-- Source text follows --
Artur Slabashevich

Personal information
- Date of birth: 9 February 1989 (age 36)
- Place of birth: Minsk, Belarusian SSR
- Height: 1.85 m (6 ft 1 in)
- Position(s): Left back

Youth career
- 2005–2006: Zvezda-BGU Minsk

Senior career*
- Years: Team / Apps / (Gls)
- 2006–2007: Zvezda-BGU Minsk / 30 / (1)
- 2008–2009: Baník Most / 0 / (0)
- 2010: Vedrich-97 Rechitsa / 10 / (0)
- 2011: Zvezda-BGU Minsk / 15 / (4)
- 2011–2013: Smolevichi-STI / 74 / (5)
- 2014: Isloch Minsk Raion / 17 / (1)
- 2015: Slavia Mozyr / 23 / (0)
- 2016: Vitebsk / 13 / (0)
-- Source text concluded --
*Task requirements*
Continue the Artur Slabashevich profile from its last line.
-- Data for analysis follows --
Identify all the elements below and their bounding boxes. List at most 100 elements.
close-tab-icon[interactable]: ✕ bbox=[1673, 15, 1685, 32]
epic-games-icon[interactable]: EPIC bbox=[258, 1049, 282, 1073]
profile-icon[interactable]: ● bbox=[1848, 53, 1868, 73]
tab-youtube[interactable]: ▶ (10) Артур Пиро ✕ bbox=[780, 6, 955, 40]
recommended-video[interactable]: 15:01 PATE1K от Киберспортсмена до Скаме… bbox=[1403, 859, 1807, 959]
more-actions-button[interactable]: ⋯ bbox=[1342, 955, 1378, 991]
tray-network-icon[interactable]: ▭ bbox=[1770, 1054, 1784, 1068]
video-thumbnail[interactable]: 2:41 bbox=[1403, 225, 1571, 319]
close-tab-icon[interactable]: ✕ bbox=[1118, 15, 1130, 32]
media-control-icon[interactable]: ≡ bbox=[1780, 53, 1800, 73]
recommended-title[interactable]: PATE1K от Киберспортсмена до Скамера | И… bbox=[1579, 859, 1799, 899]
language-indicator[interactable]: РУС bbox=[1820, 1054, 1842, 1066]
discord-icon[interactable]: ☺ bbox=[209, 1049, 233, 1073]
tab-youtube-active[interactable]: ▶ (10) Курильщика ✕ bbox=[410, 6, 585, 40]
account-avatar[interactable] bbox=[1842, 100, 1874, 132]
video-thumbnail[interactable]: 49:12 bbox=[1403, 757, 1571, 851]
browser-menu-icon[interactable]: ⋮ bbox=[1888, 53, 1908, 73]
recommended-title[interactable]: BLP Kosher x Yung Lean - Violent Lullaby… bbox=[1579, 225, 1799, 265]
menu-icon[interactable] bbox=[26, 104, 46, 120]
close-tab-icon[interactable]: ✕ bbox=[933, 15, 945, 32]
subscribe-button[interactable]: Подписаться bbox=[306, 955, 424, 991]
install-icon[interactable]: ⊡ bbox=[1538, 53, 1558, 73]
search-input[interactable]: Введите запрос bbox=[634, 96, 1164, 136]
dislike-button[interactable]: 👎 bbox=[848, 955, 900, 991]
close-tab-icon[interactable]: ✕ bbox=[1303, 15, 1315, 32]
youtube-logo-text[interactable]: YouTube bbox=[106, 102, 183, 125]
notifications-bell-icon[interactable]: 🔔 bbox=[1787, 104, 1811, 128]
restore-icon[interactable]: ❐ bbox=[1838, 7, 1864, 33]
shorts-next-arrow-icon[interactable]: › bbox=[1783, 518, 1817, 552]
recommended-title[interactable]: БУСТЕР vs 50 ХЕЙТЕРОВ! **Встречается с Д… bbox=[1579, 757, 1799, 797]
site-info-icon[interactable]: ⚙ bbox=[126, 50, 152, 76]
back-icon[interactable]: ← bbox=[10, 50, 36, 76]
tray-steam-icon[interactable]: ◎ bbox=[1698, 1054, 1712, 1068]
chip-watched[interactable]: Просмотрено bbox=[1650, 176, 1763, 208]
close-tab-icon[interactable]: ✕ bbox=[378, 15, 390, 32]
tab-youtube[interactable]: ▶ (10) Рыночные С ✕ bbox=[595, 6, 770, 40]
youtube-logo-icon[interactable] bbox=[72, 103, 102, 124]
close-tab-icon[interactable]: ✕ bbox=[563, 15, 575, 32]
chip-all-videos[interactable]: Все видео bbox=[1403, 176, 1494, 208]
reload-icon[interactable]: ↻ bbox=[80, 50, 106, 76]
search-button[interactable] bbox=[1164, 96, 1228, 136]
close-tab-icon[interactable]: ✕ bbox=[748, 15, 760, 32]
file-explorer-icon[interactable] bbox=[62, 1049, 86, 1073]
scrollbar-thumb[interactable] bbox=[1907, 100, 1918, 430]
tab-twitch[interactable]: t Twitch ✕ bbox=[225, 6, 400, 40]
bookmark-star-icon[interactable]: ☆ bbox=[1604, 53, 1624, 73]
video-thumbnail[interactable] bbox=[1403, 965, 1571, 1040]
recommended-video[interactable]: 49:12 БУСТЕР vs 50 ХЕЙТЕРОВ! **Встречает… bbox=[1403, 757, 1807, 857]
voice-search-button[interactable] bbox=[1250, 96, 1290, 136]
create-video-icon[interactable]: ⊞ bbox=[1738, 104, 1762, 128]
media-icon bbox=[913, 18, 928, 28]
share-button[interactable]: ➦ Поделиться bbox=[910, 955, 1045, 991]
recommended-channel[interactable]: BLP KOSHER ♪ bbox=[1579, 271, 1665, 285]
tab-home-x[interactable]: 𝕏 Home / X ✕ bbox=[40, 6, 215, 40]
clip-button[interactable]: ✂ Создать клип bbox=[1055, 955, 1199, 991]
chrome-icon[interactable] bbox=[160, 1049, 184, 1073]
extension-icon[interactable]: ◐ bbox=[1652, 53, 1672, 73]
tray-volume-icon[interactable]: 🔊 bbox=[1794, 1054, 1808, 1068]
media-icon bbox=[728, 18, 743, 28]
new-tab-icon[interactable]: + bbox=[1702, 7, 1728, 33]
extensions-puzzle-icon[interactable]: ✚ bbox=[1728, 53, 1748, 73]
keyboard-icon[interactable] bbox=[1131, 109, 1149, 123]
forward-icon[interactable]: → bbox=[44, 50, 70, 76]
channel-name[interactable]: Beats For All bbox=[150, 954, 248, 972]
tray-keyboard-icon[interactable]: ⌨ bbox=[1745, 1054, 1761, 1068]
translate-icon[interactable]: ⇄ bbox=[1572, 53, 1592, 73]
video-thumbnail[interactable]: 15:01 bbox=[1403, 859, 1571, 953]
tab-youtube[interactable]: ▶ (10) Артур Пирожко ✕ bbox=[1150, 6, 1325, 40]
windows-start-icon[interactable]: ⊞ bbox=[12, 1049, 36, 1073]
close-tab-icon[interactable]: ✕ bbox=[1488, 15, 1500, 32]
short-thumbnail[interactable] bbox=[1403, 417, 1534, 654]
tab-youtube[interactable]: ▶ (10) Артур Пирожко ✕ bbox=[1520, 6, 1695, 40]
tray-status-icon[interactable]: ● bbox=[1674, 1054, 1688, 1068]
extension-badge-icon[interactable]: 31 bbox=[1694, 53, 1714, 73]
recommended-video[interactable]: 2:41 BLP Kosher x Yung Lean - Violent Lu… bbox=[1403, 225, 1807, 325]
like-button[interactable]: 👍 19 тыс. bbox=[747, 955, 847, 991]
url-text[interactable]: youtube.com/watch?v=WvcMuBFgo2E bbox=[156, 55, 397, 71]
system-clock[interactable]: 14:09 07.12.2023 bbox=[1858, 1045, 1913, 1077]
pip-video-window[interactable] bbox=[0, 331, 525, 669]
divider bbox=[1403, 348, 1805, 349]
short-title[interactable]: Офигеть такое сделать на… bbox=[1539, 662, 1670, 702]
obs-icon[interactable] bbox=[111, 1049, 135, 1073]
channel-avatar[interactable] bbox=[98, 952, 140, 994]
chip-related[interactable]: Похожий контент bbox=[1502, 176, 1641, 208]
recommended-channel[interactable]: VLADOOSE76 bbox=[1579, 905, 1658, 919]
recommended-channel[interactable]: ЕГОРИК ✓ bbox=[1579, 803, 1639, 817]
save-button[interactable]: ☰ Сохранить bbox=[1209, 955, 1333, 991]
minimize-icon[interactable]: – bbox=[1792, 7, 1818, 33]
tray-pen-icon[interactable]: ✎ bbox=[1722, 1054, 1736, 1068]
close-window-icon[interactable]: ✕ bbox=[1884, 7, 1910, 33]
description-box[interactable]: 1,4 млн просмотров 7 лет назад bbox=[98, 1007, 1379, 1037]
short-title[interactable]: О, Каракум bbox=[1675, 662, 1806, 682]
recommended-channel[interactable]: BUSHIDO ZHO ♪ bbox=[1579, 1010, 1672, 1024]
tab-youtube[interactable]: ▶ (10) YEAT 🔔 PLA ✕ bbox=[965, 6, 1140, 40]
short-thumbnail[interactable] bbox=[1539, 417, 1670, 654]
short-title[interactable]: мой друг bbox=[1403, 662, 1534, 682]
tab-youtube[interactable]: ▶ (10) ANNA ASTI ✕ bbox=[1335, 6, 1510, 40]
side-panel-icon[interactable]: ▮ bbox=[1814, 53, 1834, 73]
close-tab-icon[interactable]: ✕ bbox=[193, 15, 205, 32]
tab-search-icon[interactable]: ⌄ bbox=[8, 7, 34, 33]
-- Data for analysis concluded --
*Response to the task*
- 2016–2019: Isloch Minsk Raion / 69 / (4)
- 2019–2020: Neman Grodno / 38 / (0)
- 2021: Dinamo Brest / 27 / (0)
- 2022–2023: Belshina Bobruisk / 25 / (1)

= Artur Slabashevich =

Belarusian footballer

Artur Slabashevich (Артур Слабашэвіч; Артур Слабашевич; born 9 February 1989) is a Belarusian professional footballer who plays for Belshina Bobruisk.